◆ **What the task asks**
Every line must be returned precisely as it is written.
** Begin **
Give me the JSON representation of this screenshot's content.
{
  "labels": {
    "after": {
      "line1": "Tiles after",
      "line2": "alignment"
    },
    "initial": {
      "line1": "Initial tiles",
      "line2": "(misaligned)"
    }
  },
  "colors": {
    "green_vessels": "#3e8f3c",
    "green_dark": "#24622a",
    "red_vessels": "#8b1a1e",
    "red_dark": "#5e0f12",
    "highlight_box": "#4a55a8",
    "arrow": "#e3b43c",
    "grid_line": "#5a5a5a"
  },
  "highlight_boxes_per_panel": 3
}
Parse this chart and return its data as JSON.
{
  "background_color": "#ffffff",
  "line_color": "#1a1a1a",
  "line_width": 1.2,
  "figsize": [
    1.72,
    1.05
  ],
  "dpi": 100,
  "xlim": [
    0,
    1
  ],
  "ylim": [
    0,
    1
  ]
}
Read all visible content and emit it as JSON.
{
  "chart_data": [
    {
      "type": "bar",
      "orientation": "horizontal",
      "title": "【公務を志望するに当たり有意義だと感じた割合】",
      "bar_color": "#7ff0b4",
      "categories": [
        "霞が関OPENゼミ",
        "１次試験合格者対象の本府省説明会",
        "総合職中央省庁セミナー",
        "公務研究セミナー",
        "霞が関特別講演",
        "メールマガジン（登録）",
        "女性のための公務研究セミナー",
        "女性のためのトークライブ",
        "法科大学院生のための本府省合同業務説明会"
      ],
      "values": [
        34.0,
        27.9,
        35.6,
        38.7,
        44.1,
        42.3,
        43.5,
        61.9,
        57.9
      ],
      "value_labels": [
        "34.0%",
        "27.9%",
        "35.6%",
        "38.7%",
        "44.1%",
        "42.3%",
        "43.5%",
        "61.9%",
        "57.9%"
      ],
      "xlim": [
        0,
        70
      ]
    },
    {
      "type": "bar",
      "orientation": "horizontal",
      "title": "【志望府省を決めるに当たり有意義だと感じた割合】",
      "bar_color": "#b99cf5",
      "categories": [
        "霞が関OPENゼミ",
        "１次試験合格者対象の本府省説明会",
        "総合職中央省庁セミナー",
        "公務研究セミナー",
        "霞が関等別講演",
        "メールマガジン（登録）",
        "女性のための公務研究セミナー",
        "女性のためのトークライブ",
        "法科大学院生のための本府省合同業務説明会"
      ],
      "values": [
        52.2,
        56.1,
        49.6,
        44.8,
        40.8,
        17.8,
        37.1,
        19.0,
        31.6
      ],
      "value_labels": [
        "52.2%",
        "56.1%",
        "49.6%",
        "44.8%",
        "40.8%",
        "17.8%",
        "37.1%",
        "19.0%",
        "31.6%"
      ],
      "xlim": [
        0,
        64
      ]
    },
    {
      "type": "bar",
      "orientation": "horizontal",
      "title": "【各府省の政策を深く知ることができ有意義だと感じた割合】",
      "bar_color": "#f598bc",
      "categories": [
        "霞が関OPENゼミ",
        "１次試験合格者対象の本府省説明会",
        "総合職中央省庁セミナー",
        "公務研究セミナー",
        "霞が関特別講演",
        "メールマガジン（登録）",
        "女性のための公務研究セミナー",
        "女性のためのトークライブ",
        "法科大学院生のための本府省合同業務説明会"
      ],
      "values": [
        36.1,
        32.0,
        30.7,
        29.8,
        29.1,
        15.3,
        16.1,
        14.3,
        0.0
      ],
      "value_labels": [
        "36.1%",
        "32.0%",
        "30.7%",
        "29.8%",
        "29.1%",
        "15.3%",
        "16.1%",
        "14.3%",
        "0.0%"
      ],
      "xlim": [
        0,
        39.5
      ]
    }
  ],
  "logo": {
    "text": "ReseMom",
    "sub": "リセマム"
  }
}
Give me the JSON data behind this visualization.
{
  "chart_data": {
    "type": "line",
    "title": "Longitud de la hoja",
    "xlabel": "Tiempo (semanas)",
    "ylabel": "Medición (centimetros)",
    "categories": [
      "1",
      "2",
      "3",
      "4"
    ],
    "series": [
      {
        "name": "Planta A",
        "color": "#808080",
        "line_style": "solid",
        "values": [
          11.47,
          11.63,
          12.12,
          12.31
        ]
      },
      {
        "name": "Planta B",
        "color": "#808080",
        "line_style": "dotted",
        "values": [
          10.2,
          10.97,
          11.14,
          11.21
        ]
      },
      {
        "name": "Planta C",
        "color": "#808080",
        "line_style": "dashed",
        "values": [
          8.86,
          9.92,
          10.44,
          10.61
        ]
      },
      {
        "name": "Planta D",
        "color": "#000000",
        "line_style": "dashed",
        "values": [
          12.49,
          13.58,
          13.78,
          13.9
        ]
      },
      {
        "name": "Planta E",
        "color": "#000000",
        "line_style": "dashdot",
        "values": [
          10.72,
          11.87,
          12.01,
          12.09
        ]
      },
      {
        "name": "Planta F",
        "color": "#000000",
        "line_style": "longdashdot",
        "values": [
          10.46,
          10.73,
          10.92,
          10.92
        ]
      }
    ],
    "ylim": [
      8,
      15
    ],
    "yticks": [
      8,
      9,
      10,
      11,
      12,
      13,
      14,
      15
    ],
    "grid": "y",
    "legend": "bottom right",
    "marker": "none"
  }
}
** End **
◆ **Finished answer**
Give me the JSON representation of this screenshot's content.
{
  "labels": {
    "after": {
      "line1": "Tiles after",
      "line2": "alignment"
    },
    "initial": {
      "line1": "Initial tiles",
      "line2": "(misaligned)"
    }
  },
  "colors": {
    "green_vessels": "#3e8f3c",
    "green_dark": "#24622a",
    "red_vessels": "#8b1a1e",
    "red_dark": "#5e0f12",
    "highlight_box": "#4a55a8",
    "arrow": "#e3b43c",
    "grid_line": "#5a5a5a"
  },
  "highlight_boxes_per_panel": 3
}
Parse this chart and return its data as JSON.
{
  "background_color": "#ffffff",
  "line_color": "#1a1a1a",
  "line_width": 1.2,
  "figsize": [
    1.72,
    1.05
  ],
  "dpi": 100,
  "xlim": [
    0,
    1
  ],
  "ylim": [
    0,
    1
  ]
}
Read all visible content and emit it as JSON.
{
  "chart_data": [
    {
      "type": "bar",
      "orientation": "horizontal",
      "title": "【公務を志望するに当たり有意義だと感じた割合】",
      "bar_color": "#7ff0b4",
      "categories": [
        "霞が関OPENゼミ",
        "１次試験合格者対象の本府省説明会",
        "総合職中央省庁セミナー",
        "公務研究セミナー",
        "霞が関特別講演",
        "メールマガジン（登録）",
        "女性のための公務研究セミナー",
        "女性のためのトークライブ",
        "法科大学院生のための本府省合同業務説明会"
      ],
      "values": [
        34.0,
        27.9,
        35.6,
        38.7,
        44.1,
        42.3,
        43.5,
        61.9,
        57.9
      ],
      "value_labels": [
        "34.0%",
        "27.9%",
        "35.6%",
        "38.7%",
        "44.1%",
        "42.3%",
        "43.5%",
        "61.9%",
        "57.9%"
      ],
      "xlim": [
        0,
        70
      ]
    },
    {
      "type": "bar",
      "orientation": "horizontal",
      "title": "【志望府省を決めるに当たり有意義だと感じた割合】",
      "bar_color": "#b99cf5",
      "categories": [
        "霞が関OPENゼミ",
        "１次試験合格者対象の本府省説明会",
        "総合職中央省庁セミナー",
        "公務研究セミナー",
        "霞が関等別講演",
        "メールマガジン（登録）",
        "女性のための公務研究セミナー",
        "女性のためのトークライブ",
        "法科大学院生のための本府省合同業務説明会"
      ],
      "values": [
        52.2,
        56.1,
        49.6,
        44.8,
        40.8,
        17.8,
        37.1,
        19.0,
        31.6
      ],
      "value_labels": [
        "52.2%",
        "56.1%",
        "49.6%",
        "44.8%",
        "40.8%",
        "17.8%",
        "37.1%",
        "19.0%",
        "31.6%"
      ],
      "xlim": [
        0,
        64
      ]
    },
    {
      "type": "bar",
      "orientation": "horizontal",
      "title": "【各府省の政策を深く知ることができ有意義だと感じた割合】",
      "bar_color": "#f598bc",
      "categories": [
        "霞が関OPENゼミ",
        "１次試験合格者対象の本府省説明会",
        "総合職中央省庁セミナー",
        "公務研究セミナー",
        "霞が関特別講演",
        "メールマガジン（登録）",
        "女性のための公務研究セミナー",
        "女性のためのトークライブ",
        "法科大学院生のための本府省合同業務説明会"
      ],
      "values": [
        36.1,
        32.0,
        30.7,
        29.8,
        29.1,
        15.3,
        16.1,
        14.3,
        0.0
      ],
      "value_labels": [
        "36.1%",
        "32.0%",
        "30.7%",
        "29.8%",
        "29.1%",
        "15.3%",
        "16.1%",
        "14.3%",
        "0.0%"
      ],
      "xlim": [
        0,
        39.5
      ]
    }
  ],
  "logo": {
    "text": "ReseMom",
    "sub": "リセマム"
  }
}
Give me the JSON data behind this visualization.
{
  "chart_data": {
    "type": "line",
    "title": "Longitud de la hoja",
    "xlabel": "Tiempo (semanas)",
    "ylabel": "Medición (centimetros)",
    "categories": [
      "1",
      "2",
      "3",
      "4"
    ],
    "series": [
      {
        "name": "Planta A",
        "color": "#808080",
        "line_style": "solid",
        "values": [
          11.47,
          11.63,
          12.12,
          12.31
        ]
      },
      {
        "name": "Planta B",
        "color": "#808080",
        "line_style": "dotted",
        "values": [
          10.2,
          10.97,
          11.14,
          11.21
        ]
      },
      {
        "name": "Planta C",
        "color": "#808080",
        "line_style": "dashed",
        "values": [
          8.86,
          9.92,
          10.44,
          10.61
        ]
      },
      {
        "name": "Planta D",
        "color": "#000000",
        "line_style": "dashed",
        "values": [
          12.49,
          13.58,
          13.78,
          13.9
        ]
      },
      {
        "name": "Planta E",
        "color": "#000000",
        "line_style": "dashdot",
        "values": [
          10.72,
          11.87,
          12.01,
          12.09
        ]
      },
      {
        "name": "Planta F",
        "color": "#000000",
        "line_style": "longdashdot",
        "values": [
          10.46,
          10.73,
          10.92,
          10.92
        ]
      }
    ],
    "ylim": [
      8,
      15
    ],
    "yticks": [
      8,
      9,
      10,
      11,
      12,
      13,
      14,
      15
    ],
    "grid": "y",
    "legend": "bottom right",
    "marker": "none"
  }
}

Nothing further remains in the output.